Task directions:
Write out the whole listing, matching it exactly.

** start **

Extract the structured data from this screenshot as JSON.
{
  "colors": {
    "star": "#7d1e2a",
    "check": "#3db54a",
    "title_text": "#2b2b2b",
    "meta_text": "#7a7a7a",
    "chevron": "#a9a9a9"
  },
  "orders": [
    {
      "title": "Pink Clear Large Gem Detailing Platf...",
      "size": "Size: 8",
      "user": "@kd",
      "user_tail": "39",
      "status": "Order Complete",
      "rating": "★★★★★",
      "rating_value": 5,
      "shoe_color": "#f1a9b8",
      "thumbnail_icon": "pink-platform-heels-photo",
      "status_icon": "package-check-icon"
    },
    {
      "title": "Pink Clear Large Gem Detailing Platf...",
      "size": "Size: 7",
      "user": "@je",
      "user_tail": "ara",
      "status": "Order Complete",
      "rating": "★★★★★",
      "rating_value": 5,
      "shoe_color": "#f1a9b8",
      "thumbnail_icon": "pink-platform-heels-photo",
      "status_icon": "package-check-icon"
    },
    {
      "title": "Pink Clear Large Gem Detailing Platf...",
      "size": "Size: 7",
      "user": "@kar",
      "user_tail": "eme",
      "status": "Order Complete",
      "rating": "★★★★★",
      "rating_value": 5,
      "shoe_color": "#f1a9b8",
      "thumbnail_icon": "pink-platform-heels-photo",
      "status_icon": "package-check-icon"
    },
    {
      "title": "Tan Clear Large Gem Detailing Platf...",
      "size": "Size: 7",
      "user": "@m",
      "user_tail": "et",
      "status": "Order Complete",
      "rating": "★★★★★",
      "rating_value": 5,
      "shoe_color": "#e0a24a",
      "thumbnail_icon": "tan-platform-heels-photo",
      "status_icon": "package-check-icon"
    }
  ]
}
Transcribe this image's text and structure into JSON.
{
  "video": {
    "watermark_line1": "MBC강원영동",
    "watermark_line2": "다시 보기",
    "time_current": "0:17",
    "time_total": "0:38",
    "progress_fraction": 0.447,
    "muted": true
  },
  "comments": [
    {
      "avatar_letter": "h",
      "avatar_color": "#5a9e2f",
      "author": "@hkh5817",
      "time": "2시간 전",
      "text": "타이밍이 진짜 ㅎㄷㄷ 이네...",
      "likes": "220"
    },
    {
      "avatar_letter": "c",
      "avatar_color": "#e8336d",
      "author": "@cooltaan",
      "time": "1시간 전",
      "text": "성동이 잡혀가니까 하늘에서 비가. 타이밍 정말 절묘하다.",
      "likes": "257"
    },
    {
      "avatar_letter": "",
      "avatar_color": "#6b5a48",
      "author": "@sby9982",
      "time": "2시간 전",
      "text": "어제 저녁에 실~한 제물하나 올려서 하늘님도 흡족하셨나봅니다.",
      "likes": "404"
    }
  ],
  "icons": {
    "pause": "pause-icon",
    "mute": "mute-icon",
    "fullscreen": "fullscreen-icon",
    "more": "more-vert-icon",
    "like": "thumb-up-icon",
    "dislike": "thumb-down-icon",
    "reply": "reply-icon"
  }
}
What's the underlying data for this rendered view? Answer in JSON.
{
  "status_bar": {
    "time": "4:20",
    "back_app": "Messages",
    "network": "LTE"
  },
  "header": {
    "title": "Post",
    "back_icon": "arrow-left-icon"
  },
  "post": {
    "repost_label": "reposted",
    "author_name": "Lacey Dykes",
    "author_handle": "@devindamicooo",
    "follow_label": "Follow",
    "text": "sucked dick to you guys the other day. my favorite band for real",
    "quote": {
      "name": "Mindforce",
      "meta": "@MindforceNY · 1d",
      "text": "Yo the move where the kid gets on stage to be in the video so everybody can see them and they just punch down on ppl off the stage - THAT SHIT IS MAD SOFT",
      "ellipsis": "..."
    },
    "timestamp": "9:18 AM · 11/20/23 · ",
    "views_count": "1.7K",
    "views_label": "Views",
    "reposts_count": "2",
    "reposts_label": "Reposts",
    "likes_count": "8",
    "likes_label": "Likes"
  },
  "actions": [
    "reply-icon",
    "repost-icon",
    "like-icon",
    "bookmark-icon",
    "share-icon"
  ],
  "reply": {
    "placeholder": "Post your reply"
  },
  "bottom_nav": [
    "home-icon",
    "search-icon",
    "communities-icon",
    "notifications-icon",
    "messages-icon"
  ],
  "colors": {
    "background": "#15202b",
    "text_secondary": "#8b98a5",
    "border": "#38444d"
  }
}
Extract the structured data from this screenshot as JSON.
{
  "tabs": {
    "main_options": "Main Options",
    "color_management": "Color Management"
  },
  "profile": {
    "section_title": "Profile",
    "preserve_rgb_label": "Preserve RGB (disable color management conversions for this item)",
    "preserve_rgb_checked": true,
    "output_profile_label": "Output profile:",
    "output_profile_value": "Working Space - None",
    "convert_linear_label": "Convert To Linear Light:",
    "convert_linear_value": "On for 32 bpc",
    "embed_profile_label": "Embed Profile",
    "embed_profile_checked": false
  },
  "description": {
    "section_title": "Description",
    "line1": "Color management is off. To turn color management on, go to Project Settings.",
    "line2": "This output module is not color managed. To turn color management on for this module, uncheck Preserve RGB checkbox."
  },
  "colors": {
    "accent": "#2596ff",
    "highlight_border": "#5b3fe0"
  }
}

** end **

Task output:
Extract the structured data from this screenshot as JSON.
{
  "colors": {
    "star": "#7d1e2a",
    "check": "#3db54a",
    "title_text": "#2b2b2b",
    "meta_text": "#7a7a7a",
    "chevron": "#a9a9a9"
  },
  "orders": [
    {
      "title": "Pink Clear Large Gem Detailing Platf...",
      "size": "Size: 8",
      "user": "@kd",
      "user_tail": "39",
      "status": "Order Complete",
      "rating": "★★★★★",
      "rating_value": 5,
      "shoe_color": "#f1a9b8",
      "thumbnail_icon": "pink-platform-heels-photo",
      "status_icon": "package-check-icon"
    },
    {
      "title": "Pink Clear Large Gem Detailing Platf...",
      "size": "Size: 7",
      "user": "@je",
      "user_tail": "ara",
      "status": "Order Complete",
      "rating": "★★★★★",
      "rating_value": 5,
      "shoe_color": "#f1a9b8",
      "thumbnail_icon": "pink-platform-heels-photo",
      "status_icon": "package-check-icon"
    },
    {
      "title": "Pink Clear Large Gem Detailing Platf...",
      "size": "Size: 7",
      "user": "@kar",
      "user_tail": "eme",
      "status": "Order Complete",
      "rating": "★★★★★",
      "rating_value": 5,
      "shoe_color": "#f1a9b8",
      "thumbnail_icon": "pink-platform-heels-photo",
      "status_icon": "package-check-icon"
    },
    {
      "title": "Tan Clear Large Gem Detailing Platf...",
      "size": "Size: 7",
      "user": "@m",
      "user_tail": "et",
      "status": "Order Complete",
      "rating": "★★★★★",
      "rating_value": 5,
      "shoe_color": "#e0a24a",
      "thumbnail_icon": "tan-platform-heels-photo",
      "status_icon": "package-check-icon"
    }
  ]
}
Transcribe this image's text and structure into JSON.
{
  "video": {
    "watermark_line1": "MBC강원영동",
    "watermark_line2": "다시 보기",
    "time_current": "0:17",
    "time_total": "0:38",
    "progress_fraction": 0.447,
    "muted": true
  },
  "comments": [
    {
      "avatar_letter": "h",
      "avatar_color": "#5a9e2f",
      "author": "@hkh5817",
      "time": "2시간 전",
      "text": "타이밍이 진짜 ㅎㄷㄷ 이네...",
      "likes": "220"
    },
    {
      "avatar_letter": "c",
      "avatar_color": "#e8336d",
      "author": "@cooltaan",
      "time": "1시간 전",
      "text": "성동이 잡혀가니까 하늘에서 비가. 타이밍 정말 절묘하다.",
      "likes": "257"
    },
    {
      "avatar_letter": "",
      "avatar_color": "#6b5a48",
      "author": "@sby9982",
      "time": "2시간 전",
      "text": "어제 저녁에 실~한 제물하나 올려서 하늘님도 흡족하셨나봅니다.",
      "likes": "404"
    }
  ],
  "icons": {
    "pause": "pause-icon",
    "mute": "mute-icon",
    "fullscreen": "fullscreen-icon",
    "more": "more-vert-icon",
    "like": "thumb-up-icon",
    "dislike": "thumb-down-icon",
    "reply": "reply-icon"
  }
}
What's the underlying data for this rendered view? Answer in JSON.
{
  "status_bar": {
    "time": "4:20",
    "back_app": "Messages",
    "network": "LTE"
  },
  "header": {
    "title": "Post",
    "back_icon": "arrow-left-icon"
  },
  "post": {
    "repost_label": "reposted",
    "author_name": "Lacey Dykes",
    "author_handle": "@devindamicooo",
    "follow_label": "Follow",
    "text": "sucked dick to you guys the other day. my favorite band for real",
    "quote": {
      "name": "Mindforce",
      "meta": "@MindforceNY · 1d",
      "text": "Yo the move where the kid gets on stage to be in the video so everybody can see them and they just punch down on ppl off the stage - THAT SHIT IS MAD SOFT",
      "ellipsis": "..."
    },
    "timestamp": "9:18 AM · 11/20/23 · ",
    "views_count": "1.7K",
    "views_label": "Views",
    "reposts_count": "2",
    "reposts_label": "Reposts",
    "likes_count": "8",
    "likes_label": "Likes"
  },
  "actions": [
    "reply-icon",
    "repost-icon",
    "like-icon",
    "bookmark-icon",
    "share-icon"
  ],
  "reply": {
    "placeholder": "Post your reply"
  },
  "bottom_nav": [
    "home-icon",
    "search-icon",
    "communities-icon",
    "notifications-icon",
    "messages-icon"
  ],
  "colors": {
    "background": "#15202b",
    "text_secondary": "#8b98a5",
    "border": "#38444d"
  }
}
Extract the structured data from this screenshot as JSON.
{
  "tabs": {
    "main_options": "Main Options",
    "color_management": "Color Management"
  },
  "profile": {
    "section_title": "Profile",
    "preserve_rgb_label": "Preserve RGB (disable color management conversions for this item)",
    "preserve_rgb_checked": true,
    "output_profile_label": "Output profile:",
    "output_profile_value": "Working Space - None",
    "convert_linear_label": "Convert To Linear Light:",
    "convert_linear_value": "On for 32 bpc",
    "embed_profile_label": "Embed Profile",
    "embed_profile_checked": false
  },
  "description": {
    "section_title": "Description",
    "line1": "Color management is off. To turn color management on, go to Project Settings.",
    "line2": "This output module is not color managed. To turn color management on for this module, uncheck Preserve RGB checkbox."
  },
  "colors": {
    "accent": "#2596ff",
    "highlight_border": "#5b3fe0"
  }
}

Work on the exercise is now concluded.